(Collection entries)
============================================================

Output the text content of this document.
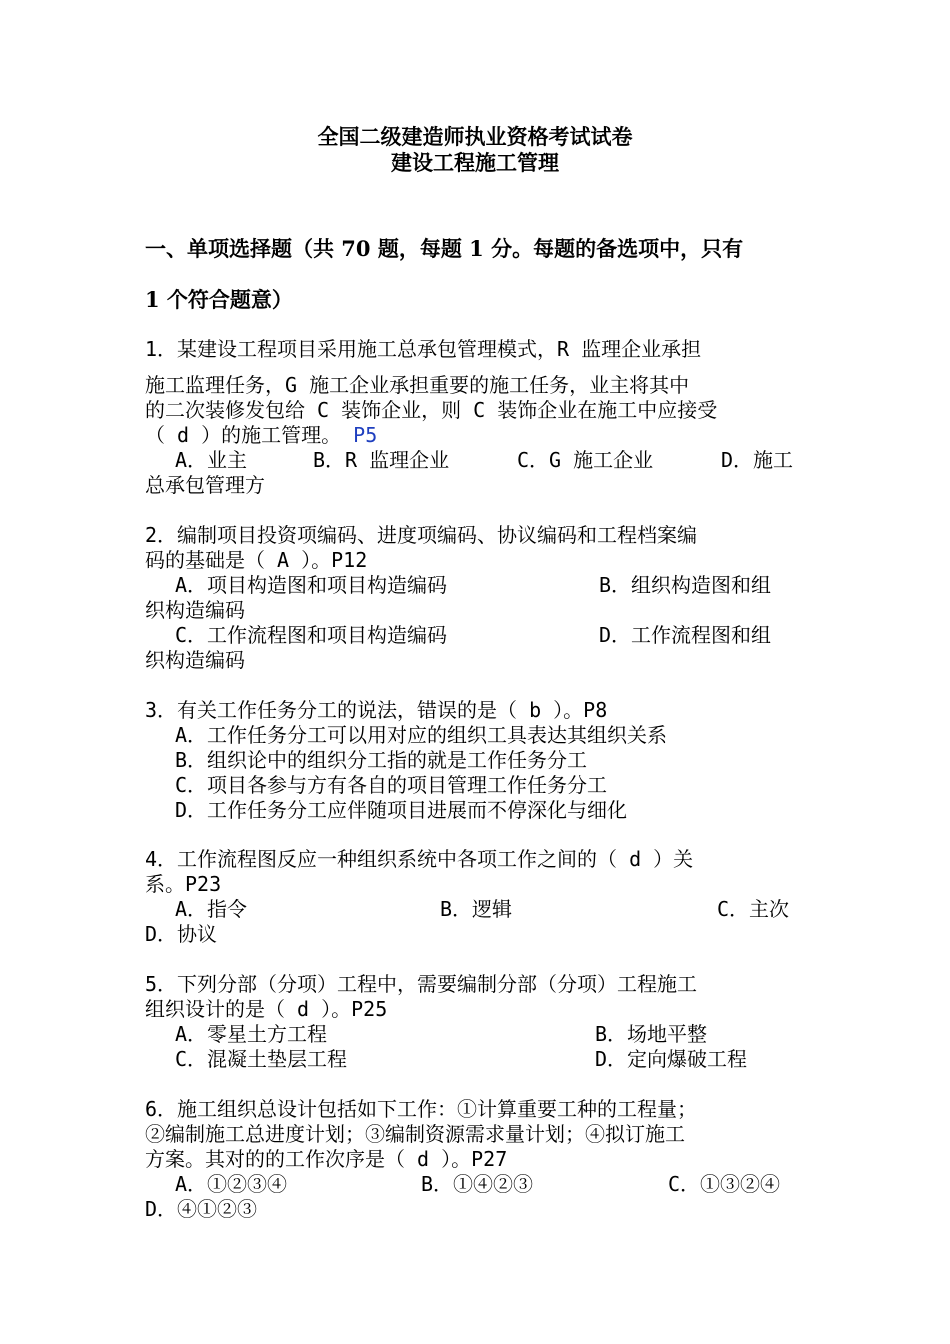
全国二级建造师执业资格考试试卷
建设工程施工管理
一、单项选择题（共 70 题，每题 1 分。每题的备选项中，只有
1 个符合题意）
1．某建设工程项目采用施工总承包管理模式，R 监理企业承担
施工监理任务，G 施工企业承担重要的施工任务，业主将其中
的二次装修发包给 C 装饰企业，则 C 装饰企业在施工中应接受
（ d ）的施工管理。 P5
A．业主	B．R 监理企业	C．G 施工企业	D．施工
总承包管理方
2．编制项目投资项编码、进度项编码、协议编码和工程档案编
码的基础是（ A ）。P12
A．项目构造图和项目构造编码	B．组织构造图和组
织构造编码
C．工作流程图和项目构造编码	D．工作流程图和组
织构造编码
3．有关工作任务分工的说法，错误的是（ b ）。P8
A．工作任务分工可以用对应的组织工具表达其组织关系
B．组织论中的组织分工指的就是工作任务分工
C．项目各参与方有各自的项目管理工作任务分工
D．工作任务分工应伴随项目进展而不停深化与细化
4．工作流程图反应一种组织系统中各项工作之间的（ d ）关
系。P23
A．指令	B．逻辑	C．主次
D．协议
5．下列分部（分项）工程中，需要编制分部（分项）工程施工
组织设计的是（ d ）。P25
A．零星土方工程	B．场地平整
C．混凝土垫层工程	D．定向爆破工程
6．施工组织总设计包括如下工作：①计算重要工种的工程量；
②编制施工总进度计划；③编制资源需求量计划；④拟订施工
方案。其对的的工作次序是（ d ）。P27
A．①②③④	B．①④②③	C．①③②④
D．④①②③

============================================================

▶ _What is required_
Copy every record above exactly, leaving out any pictures.

▶ _Result of this exercise_
Output the text content of this document.
全国二级建造师执业资格考试试卷
建设工程施工管理
一、单项选择题（共 70 题，每题 1 分。每题的备选项中，只有
1 个符合题意）
1．某建设工程项目采用施工总承包管理模式，R 监理企业承担
施工监理任务，G 施工企业承担重要的施工任务，业主将其中
的二次装修发包给 C 装饰企业，则 C 装饰企业在施工中应接受
（ d ）的施工管理。 P5
A．业主	B．R 监理企业	C．G 施工企业	D．施工
总承包管理方
2．编制项目投资项编码、进度项编码、协议编码和工程档案编
码的基础是（ A ）。P12
A．项目构造图和项目构造编码	B．组织构造图和组
织构造编码
C．工作流程图和项目构造编码	D．工作流程图和组
织构造编码
3．有关工作任务分工的说法，错误的是（ b ）。P8
A．工作任务分工可以用对应的组织工具表达其组织关系
B．组织论中的组织分工指的就是工作任务分工
C．项目各参与方有各自的项目管理工作任务分工
D．工作任务分工应伴随项目进展而不停深化与细化
4．工作流程图反应一种组织系统中各项工作之间的（ d ）关
系。P23
A．指令	B．逻辑	C．主次
D．协议
5．下列分部（分项）工程中，需要编制分部（分项）工程施工
组织设计的是（ d ）。P25
A．零星土方工程	B．场地平整
C．混凝土垫层工程	D．定向爆破工程
6．施工组织总设计包括如下工作：①计算重要工种的工程量；
②编制施工总进度计划；③编制资源需求量计划；④拟订施工
方案。其对的的工作次序是（ d ）。P27
A．①②③④	B．①④②③	C．①③②④
D．④①②③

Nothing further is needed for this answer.